## BEGIN Record list
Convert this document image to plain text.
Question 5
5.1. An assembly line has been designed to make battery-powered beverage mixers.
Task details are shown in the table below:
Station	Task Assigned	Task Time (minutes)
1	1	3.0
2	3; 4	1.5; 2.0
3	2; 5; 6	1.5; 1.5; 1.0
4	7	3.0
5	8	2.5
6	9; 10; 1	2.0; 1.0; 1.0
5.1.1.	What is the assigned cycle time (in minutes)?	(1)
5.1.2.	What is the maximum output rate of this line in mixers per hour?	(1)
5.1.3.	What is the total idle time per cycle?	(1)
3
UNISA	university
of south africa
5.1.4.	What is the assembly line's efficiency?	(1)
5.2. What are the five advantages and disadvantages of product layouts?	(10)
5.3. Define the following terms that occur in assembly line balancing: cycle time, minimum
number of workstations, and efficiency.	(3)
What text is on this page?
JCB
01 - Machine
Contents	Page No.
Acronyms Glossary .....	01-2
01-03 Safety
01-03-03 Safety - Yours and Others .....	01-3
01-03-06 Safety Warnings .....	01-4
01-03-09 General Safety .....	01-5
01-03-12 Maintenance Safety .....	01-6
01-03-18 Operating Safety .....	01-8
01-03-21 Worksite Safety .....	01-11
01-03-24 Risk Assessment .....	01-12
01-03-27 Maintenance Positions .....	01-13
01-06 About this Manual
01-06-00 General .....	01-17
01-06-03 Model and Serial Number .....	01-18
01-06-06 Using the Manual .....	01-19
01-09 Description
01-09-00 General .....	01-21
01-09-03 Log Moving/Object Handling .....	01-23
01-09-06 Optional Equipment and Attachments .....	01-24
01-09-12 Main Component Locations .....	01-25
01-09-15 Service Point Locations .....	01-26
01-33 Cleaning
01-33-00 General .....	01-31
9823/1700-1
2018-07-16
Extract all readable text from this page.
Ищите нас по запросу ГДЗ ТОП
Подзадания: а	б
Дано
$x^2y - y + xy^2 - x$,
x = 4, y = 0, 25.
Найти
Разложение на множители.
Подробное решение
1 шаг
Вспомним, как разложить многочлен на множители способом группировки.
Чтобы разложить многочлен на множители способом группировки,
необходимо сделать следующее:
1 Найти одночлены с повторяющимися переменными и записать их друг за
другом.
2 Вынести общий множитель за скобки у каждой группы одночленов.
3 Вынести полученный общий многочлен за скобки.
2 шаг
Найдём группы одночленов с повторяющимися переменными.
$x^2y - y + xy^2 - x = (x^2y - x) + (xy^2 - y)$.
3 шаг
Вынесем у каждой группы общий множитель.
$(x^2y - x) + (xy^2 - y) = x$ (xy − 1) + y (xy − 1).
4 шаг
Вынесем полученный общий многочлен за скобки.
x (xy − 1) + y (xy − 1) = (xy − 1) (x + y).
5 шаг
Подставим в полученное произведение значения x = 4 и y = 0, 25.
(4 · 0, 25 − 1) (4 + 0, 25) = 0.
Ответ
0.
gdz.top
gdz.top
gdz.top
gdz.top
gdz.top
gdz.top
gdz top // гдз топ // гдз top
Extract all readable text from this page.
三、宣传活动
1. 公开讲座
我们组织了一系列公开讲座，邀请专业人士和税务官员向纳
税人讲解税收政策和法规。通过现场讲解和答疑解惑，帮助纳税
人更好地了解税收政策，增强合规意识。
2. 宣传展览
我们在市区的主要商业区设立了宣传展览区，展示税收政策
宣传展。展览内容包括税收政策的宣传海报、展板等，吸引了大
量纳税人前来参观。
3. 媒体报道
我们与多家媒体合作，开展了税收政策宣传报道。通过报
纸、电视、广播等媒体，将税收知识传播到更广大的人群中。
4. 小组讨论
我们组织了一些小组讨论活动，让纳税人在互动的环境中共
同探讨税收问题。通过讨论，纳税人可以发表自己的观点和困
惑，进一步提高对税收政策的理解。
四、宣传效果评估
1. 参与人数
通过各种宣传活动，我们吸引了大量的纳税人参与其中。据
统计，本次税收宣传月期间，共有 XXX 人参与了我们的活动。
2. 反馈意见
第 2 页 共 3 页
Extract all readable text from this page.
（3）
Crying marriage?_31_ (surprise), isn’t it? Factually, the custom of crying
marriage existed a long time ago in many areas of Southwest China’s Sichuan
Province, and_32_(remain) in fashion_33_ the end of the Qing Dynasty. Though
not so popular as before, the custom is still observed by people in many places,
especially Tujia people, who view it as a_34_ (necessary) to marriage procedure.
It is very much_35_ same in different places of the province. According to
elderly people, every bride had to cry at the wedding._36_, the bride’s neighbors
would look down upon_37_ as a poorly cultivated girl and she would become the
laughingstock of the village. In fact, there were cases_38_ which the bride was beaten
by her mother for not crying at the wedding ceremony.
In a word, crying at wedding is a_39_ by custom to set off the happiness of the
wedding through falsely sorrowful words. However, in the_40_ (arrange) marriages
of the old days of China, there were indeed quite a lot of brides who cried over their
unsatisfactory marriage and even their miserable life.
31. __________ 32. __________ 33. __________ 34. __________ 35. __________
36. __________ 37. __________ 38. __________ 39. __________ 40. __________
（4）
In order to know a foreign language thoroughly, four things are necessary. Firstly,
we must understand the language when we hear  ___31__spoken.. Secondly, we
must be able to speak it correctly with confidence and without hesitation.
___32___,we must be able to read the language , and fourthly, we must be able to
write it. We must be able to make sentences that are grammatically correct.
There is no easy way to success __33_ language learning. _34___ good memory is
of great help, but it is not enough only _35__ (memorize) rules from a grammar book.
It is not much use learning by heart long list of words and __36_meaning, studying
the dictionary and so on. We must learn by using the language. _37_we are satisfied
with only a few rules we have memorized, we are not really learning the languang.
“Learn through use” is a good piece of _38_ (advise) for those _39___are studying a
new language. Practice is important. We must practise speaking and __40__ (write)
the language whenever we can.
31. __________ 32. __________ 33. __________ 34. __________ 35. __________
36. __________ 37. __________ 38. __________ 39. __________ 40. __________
## END Record list
Copy all lines from the entries that contain the word "this".

**Expected answer**
Convert this document image to plain text.
5.1.2.	What is the maximum output rate of this line in mixers per hour?	(1)
What text is on this page?
01-06 About this Manual
Extract all readable text from this page.
Extract all readable text from this page.
Extract all readable text from this page.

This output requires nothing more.